## Short task:
Extract each line where the string "source" shows up.

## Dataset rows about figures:

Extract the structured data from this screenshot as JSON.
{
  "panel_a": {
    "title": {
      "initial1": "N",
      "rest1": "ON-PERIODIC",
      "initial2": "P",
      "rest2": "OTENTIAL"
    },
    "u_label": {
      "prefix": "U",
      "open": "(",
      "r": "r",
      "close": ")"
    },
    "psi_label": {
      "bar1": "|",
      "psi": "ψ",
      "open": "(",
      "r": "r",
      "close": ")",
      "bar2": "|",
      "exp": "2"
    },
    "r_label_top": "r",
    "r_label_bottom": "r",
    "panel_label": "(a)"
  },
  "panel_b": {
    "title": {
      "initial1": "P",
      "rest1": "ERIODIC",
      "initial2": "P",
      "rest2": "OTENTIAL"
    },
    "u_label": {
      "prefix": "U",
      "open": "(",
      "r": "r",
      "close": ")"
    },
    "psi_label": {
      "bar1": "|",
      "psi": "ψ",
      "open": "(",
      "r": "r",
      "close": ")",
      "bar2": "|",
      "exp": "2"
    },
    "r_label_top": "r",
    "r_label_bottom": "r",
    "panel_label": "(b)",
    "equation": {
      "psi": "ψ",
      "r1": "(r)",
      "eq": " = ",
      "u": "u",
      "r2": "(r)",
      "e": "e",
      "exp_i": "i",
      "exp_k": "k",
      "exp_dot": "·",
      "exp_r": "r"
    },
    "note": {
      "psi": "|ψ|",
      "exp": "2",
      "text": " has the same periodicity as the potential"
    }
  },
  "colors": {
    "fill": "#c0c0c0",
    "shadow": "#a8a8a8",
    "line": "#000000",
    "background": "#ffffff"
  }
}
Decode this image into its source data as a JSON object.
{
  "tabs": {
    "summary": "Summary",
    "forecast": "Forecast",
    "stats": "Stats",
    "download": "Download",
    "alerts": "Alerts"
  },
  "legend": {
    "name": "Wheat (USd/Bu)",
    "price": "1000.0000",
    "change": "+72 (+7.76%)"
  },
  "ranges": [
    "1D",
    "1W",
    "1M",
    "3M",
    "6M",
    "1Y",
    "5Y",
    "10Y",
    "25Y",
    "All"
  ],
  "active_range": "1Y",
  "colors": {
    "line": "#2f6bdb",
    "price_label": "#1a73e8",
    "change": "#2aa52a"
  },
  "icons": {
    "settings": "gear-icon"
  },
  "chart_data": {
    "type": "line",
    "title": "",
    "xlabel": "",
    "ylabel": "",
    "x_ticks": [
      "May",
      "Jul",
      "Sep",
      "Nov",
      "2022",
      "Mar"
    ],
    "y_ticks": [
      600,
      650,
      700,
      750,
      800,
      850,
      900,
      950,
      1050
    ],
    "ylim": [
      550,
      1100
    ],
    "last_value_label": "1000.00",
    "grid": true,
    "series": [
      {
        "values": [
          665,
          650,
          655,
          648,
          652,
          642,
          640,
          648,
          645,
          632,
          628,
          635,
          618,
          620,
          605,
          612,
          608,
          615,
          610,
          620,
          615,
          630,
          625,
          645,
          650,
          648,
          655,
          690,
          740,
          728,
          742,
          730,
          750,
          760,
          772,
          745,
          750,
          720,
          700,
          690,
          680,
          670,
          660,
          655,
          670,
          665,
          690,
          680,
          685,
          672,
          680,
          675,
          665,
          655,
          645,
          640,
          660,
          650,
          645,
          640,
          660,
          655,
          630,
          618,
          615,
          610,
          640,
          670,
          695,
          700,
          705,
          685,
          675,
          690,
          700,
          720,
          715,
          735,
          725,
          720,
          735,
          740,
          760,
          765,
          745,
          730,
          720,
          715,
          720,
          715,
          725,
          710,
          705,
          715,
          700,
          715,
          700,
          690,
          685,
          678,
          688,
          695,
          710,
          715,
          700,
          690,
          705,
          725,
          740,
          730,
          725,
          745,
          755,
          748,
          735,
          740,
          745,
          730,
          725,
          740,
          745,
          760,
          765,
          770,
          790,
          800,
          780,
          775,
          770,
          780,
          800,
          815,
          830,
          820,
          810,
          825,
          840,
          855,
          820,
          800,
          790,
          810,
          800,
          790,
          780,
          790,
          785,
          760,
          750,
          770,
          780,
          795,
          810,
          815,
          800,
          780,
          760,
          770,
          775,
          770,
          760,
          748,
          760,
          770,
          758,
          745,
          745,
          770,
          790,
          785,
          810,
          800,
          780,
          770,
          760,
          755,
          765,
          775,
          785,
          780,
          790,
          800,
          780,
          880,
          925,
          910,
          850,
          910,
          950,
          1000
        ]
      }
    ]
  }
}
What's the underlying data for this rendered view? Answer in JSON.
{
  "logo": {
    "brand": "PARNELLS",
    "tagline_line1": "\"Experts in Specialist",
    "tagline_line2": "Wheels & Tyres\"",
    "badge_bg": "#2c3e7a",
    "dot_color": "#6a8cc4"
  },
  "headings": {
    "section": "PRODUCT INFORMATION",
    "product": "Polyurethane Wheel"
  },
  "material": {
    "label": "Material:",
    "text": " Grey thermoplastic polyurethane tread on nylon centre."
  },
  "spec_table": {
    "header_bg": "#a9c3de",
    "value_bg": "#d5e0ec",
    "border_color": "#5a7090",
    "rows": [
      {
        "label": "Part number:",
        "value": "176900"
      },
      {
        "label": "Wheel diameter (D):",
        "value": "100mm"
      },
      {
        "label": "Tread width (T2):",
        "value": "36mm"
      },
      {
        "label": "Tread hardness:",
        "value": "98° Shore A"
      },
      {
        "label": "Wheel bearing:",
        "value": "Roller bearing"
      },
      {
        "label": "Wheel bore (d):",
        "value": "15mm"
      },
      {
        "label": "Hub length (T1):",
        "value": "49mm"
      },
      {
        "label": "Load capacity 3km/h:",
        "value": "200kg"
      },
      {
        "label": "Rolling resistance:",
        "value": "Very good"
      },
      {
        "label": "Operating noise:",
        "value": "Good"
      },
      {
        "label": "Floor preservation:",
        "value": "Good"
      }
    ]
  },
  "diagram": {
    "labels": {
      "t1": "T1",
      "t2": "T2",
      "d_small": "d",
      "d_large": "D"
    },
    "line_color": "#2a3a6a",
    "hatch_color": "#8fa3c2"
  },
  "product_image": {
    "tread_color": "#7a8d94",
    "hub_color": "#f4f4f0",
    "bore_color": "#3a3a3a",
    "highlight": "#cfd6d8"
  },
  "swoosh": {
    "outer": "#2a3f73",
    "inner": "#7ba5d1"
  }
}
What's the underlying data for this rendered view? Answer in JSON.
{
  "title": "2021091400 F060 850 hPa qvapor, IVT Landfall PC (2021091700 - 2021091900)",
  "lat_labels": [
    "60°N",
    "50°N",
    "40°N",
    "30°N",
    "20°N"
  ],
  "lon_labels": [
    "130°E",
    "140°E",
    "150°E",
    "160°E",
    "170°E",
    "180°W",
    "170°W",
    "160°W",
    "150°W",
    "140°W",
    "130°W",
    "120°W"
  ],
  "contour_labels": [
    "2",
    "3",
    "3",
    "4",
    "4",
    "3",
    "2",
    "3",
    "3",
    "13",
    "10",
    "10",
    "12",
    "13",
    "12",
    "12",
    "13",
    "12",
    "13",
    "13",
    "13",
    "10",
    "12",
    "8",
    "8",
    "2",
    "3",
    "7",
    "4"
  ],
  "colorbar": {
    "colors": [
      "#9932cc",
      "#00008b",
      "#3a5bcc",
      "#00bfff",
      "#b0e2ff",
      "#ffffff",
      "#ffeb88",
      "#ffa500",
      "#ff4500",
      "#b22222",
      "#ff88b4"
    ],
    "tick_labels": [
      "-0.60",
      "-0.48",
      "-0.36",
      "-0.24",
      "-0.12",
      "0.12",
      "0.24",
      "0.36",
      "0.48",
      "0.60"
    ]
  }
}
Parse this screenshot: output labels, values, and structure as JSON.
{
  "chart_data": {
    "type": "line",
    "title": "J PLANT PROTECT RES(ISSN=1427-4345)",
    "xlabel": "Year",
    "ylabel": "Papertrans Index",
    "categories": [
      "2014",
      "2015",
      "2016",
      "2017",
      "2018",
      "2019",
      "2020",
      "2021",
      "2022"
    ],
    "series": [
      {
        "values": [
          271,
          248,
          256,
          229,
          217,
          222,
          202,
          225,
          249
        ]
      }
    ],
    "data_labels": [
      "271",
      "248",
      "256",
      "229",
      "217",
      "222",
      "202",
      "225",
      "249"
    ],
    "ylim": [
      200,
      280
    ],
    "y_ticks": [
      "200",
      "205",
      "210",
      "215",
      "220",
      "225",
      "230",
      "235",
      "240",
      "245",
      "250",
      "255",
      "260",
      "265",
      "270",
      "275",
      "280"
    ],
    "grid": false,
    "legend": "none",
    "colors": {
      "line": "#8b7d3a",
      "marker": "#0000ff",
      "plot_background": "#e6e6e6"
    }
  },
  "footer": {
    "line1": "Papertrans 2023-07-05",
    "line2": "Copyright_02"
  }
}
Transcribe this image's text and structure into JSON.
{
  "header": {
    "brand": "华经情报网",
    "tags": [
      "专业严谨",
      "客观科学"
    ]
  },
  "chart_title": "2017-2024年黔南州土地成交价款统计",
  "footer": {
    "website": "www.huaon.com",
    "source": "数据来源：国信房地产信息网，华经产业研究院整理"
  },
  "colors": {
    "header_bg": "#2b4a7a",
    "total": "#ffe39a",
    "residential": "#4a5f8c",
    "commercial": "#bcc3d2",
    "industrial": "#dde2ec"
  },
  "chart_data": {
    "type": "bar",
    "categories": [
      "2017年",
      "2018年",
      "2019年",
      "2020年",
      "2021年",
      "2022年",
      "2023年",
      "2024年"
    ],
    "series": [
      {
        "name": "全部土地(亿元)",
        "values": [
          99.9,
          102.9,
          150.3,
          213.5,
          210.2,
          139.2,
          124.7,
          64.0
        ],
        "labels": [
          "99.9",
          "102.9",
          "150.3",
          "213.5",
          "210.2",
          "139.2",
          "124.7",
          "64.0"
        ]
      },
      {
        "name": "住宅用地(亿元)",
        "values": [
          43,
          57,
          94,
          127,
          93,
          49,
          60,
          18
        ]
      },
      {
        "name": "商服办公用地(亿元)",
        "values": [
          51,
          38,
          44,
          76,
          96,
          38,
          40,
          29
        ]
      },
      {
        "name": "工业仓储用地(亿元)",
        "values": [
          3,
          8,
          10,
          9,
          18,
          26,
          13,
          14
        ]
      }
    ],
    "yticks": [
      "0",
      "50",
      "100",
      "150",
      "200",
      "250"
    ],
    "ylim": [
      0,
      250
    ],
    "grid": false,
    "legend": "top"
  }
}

## Result:
Decode this image into its source data as a JSON object.
    "source": "数据来源：国信房地产信息网，华经产业研究院整理"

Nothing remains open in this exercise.